» DO THIS
Identify the lines holding "դոլար" and copy them.

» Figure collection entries
start

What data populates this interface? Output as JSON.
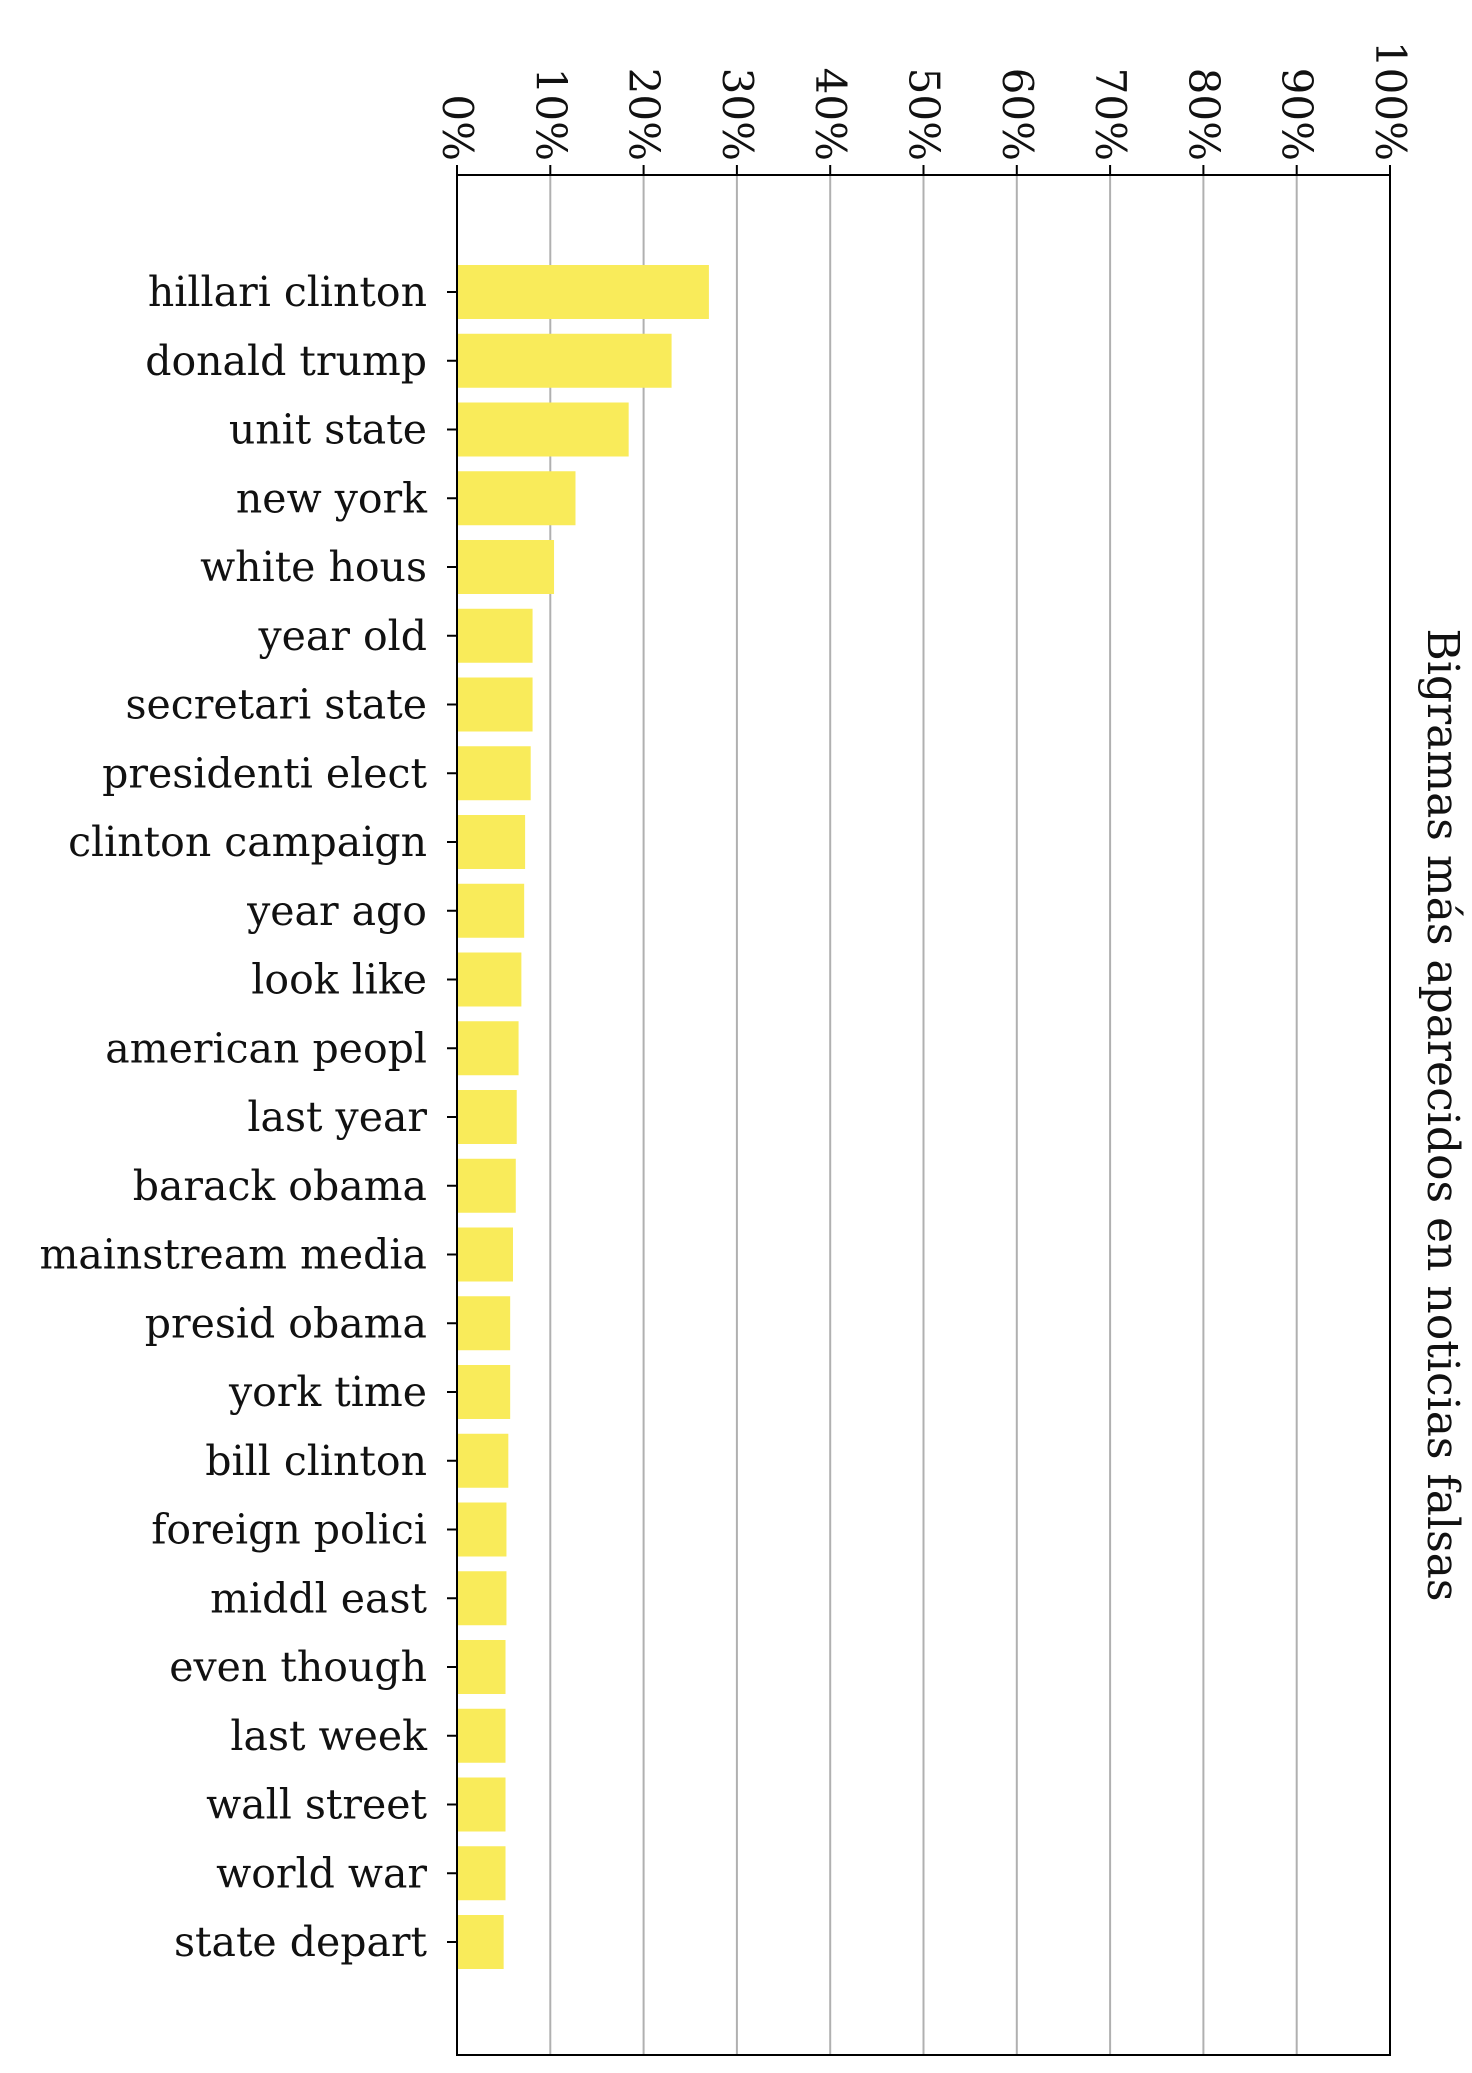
{
  "chart_data": {
    "type": "bar",
    "orientation": "horizontal",
    "title": "",
    "ylabel": "",
    "xlabel": "Bigramas más aparecidos en noticias falsas",
    "xlim": [
      0,
      100
    ],
    "x_ticks": [
      "0%",
      "10%",
      "20%",
      "30%",
      "40%",
      "50%",
      "60%",
      "70%",
      "80%",
      "90%",
      "100%"
    ],
    "grid": "vertical",
    "bar_color": "#f9eb5a",
    "categories": [
      "hillari clinton",
      "donald trump",
      "unit state",
      "new york",
      "white hous",
      "year old",
      "secretari state",
      "presidenti elect",
      "clinton campaign",
      "year ago",
      "look like",
      "american peopl",
      "last year",
      "barack obama",
      "mainstream media",
      "presid obama",
      "york time",
      "bill clinton",
      "foreign polici",
      "middl east",
      "even though",
      "last week",
      "wall street",
      "world war",
      "state depart"
    ],
    "values": [
      27.0,
      23.0,
      18.4,
      12.7,
      10.4,
      8.1,
      8.1,
      7.9,
      7.3,
      7.2,
      6.9,
      6.6,
      6.4,
      6.3,
      6.0,
      5.7,
      5.7,
      5.5,
      5.3,
      5.3,
      5.2,
      5.2,
      5.2,
      5.2,
      5.0
    ]
  }
}
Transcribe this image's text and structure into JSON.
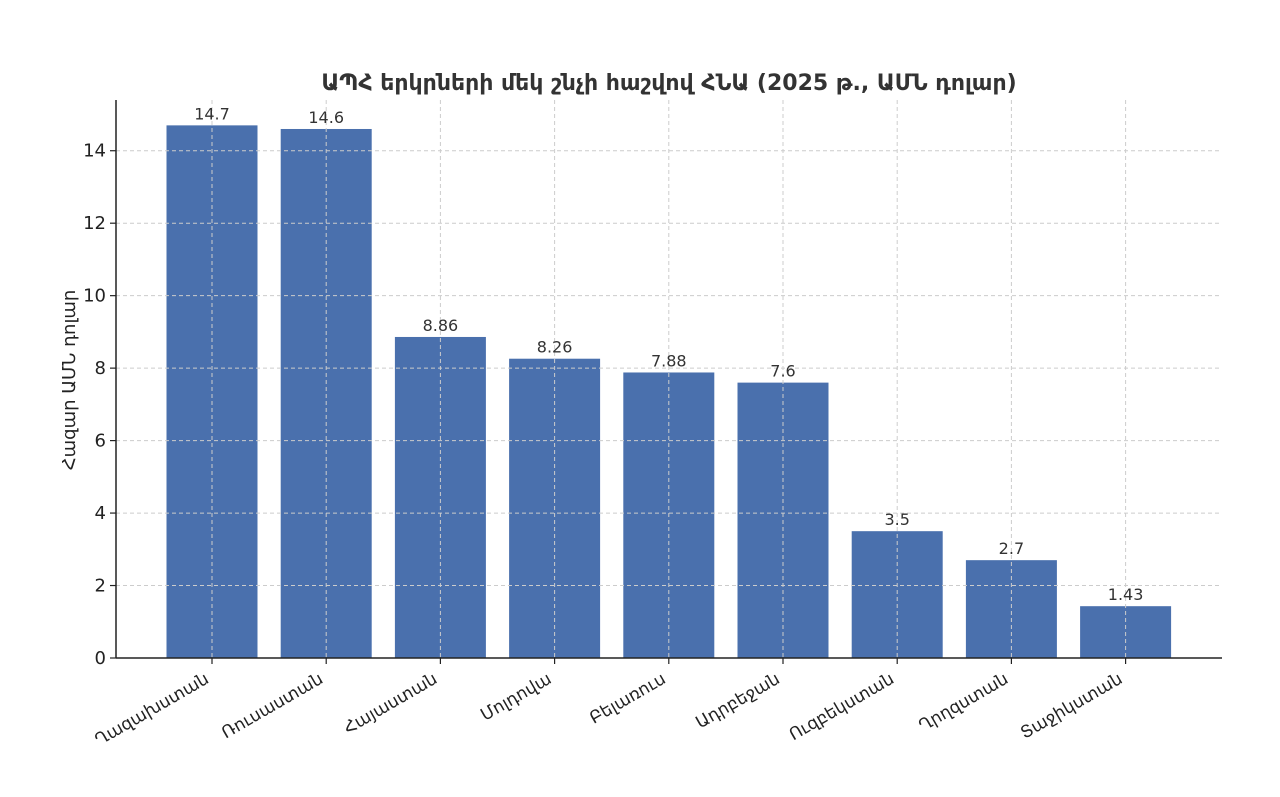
{
  "chart_data": {
    "type": "bar",
    "title": "ԱՊՀ երկրների մեկ շնչի հաշվով ՀՆԱ (2025 թ., ԱՄՆ դոլար)",
    "xlabel": "",
    "ylabel": "Հազար ԱՄՆ դոլար",
    "categories": [
      "Ղազախստան",
      "Ռուսաստան",
      "Հայաստան",
      "Մոլդովա",
      "Բելառուս",
      "Ադրբեջան",
      "Ուզբեկստան",
      "Ղրղզստան",
      "Տաջիկստան"
    ],
    "values": [
      14.7,
      14.6,
      8.86,
      8.26,
      7.88,
      7.6,
      3.5,
      2.7,
      1.43
    ],
    "data_labels": [
      "14.7",
      "14.6",
      "8.86",
      "8.26",
      "7.88",
      "7.6",
      "3.5",
      "2.7",
      "1.43"
    ],
    "ylim": [
      0,
      15.4
    ],
    "yticks": [
      0,
      2,
      4,
      6,
      8,
      10,
      12,
      14
    ],
    "grid": true,
    "legend": "none",
    "colors": {
      "bar": "#4a70ad",
      "grid": "#cccccc",
      "axis": "#222222",
      "title": "#333333"
    }
  }
}
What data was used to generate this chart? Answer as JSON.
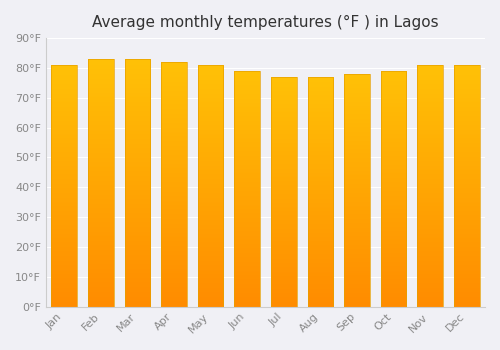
{
  "title": "Average monthly temperatures (°F ) in Lagos",
  "months": [
    "Jan",
    "Feb",
    "Mar",
    "Apr",
    "May",
    "Jun",
    "Jul",
    "Aug",
    "Sep",
    "Oct",
    "Nov",
    "Dec"
  ],
  "values": [
    81,
    83,
    83,
    82,
    81,
    79,
    77,
    77,
    78,
    79,
    81,
    81
  ],
  "ylim": [
    0,
    90
  ],
  "yticks": [
    0,
    10,
    20,
    30,
    40,
    50,
    60,
    70,
    80,
    90
  ],
  "bar_color_top": "#FFC107",
  "bar_color_bottom": "#FF8C00",
  "bar_edge_color": "#E6A000",
  "background_color": "#f0f0f5",
  "grid_color": "#ffffff",
  "title_fontsize": 11,
  "tick_fontsize": 8
}
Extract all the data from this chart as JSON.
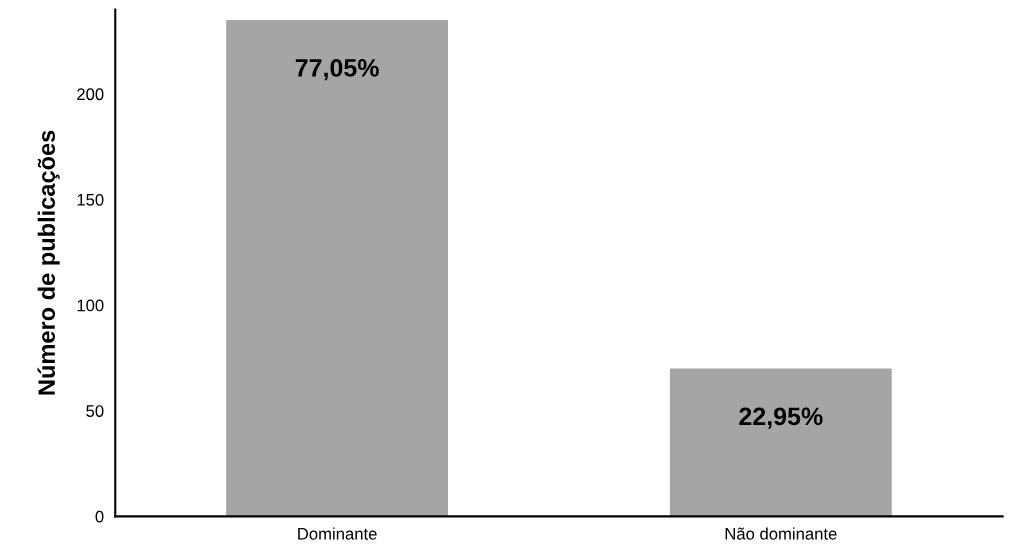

end

» OUTPUT OF THE EXERCISE
    "title": "ԱՊՀ երկրների մեկ շնչի հաշվով ՀՆԱ (2025 թ., ԱՄՆ դոլար)",
    "ylabel": "Հազար ԱՄՆ դոլար",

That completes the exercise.